**WRITTEN EXERCISE:** Return every line of the data below that includes the string "αὐτοῦ".

**DATA LISTING:**

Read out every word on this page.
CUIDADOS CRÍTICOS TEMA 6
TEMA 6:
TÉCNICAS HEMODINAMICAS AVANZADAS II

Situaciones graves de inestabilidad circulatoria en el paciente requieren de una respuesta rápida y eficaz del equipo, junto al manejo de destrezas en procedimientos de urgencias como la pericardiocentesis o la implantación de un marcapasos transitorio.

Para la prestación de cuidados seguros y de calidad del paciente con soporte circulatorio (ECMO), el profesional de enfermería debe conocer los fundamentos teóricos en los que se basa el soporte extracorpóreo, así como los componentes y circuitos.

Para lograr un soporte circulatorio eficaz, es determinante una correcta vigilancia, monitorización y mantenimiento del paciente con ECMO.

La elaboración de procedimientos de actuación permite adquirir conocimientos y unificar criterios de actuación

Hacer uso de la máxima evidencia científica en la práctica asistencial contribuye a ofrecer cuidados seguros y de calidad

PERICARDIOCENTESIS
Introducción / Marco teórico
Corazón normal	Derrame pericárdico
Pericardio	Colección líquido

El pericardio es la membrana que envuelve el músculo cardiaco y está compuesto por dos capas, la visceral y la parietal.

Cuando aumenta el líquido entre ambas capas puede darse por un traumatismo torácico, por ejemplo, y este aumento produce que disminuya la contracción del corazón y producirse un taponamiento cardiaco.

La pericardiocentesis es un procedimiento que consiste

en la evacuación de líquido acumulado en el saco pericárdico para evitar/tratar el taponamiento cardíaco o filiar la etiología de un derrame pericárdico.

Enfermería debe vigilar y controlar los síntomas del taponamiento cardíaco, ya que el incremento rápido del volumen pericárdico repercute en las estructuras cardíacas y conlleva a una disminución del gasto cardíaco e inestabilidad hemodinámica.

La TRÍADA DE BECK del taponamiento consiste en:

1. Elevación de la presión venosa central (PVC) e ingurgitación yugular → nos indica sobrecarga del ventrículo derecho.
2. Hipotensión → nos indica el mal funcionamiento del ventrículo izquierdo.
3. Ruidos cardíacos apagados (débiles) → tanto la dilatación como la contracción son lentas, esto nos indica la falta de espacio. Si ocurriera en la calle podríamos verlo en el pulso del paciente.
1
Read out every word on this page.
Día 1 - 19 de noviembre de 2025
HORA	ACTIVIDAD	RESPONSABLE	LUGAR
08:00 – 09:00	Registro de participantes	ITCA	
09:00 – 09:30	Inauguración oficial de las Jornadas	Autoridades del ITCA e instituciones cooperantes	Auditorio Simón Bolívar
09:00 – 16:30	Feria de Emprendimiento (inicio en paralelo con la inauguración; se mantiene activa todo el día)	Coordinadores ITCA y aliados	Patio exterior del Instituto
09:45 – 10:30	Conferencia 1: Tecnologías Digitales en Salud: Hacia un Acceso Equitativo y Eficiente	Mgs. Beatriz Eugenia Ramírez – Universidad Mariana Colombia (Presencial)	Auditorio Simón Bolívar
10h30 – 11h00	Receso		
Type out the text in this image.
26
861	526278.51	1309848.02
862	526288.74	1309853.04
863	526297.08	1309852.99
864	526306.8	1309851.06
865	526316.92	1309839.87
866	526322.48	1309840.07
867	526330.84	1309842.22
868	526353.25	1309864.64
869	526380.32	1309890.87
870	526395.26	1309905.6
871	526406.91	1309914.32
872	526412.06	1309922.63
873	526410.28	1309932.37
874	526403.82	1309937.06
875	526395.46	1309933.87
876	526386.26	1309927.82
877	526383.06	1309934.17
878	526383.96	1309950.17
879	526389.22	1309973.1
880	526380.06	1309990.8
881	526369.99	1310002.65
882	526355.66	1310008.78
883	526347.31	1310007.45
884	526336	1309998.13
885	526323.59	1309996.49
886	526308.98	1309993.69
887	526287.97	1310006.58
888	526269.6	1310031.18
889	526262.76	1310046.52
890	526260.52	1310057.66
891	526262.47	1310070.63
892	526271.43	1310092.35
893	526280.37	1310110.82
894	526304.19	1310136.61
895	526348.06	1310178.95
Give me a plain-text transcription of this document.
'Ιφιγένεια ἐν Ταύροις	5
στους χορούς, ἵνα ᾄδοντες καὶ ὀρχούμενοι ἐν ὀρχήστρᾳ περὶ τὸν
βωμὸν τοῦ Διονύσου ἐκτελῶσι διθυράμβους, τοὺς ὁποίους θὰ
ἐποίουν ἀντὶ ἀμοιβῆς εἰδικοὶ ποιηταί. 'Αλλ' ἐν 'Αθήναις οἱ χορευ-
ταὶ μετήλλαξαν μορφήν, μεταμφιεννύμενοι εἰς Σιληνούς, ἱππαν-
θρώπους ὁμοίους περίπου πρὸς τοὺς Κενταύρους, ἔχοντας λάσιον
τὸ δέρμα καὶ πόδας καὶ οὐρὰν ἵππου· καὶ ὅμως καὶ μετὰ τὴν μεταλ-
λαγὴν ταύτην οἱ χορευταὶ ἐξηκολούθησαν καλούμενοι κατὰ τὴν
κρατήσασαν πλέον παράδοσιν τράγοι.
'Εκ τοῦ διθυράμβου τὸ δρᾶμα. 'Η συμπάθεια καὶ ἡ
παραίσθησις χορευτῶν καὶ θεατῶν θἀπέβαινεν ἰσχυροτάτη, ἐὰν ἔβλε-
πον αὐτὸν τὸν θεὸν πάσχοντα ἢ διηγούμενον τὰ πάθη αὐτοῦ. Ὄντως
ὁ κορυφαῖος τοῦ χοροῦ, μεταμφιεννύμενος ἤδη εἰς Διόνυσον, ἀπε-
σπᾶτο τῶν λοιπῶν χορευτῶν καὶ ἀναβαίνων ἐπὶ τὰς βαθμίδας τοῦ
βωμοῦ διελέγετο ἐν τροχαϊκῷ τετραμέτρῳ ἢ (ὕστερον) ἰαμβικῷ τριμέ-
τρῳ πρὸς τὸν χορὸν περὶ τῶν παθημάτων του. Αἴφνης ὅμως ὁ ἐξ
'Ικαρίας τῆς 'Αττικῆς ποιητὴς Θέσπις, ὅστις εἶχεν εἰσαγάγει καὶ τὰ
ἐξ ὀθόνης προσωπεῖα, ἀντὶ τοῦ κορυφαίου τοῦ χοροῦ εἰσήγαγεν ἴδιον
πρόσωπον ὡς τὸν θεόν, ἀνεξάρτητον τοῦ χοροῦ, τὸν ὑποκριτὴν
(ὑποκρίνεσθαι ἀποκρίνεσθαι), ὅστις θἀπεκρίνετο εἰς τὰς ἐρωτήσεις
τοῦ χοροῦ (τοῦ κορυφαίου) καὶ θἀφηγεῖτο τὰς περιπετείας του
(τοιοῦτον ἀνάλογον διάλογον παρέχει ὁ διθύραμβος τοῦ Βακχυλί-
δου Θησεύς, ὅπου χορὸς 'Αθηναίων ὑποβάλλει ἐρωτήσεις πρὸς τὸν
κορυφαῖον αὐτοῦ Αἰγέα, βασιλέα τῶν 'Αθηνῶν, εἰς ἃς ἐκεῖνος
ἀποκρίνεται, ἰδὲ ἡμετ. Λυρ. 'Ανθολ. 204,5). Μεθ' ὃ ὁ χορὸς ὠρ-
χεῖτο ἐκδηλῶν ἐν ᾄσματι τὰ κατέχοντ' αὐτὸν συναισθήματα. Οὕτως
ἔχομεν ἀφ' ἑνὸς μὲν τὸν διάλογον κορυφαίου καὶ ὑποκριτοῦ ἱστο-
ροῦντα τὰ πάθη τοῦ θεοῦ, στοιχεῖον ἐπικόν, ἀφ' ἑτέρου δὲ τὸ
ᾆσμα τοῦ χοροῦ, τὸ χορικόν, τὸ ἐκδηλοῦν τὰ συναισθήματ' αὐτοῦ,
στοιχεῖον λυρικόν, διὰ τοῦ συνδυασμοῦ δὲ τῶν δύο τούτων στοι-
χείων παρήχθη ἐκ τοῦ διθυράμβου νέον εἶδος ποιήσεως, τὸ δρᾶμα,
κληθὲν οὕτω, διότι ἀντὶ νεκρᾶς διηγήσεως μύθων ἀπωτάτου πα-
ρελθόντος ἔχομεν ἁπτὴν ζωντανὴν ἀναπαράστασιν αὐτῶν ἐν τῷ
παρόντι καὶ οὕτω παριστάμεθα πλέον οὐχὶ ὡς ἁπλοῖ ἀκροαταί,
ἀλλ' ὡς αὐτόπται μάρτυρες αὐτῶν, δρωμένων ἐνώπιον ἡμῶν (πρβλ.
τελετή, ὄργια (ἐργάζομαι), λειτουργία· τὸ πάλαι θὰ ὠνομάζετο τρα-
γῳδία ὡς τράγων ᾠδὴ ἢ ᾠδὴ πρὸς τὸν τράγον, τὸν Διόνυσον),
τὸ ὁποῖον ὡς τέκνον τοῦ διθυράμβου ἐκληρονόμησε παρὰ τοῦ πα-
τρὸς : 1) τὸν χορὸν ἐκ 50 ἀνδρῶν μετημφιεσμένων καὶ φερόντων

**IN RESPONSE:**
πον αὐτὸν τὸν θεὸν πάσχοντα ἢ διηγούμενον τὰ πάθη αὐτοῦ. Ὄντως
κορυφαῖον αὐτοῦ Αἰγέα, βασιλέα τῶν 'Αθηνῶν, εἰς ἃς ἐκεῖνος
ᾆσμα τοῦ χοροῦ, τὸ χορικόν, τὸ ἐκδηλοῦν τὰ συναισθήματ' αὐτοῦ,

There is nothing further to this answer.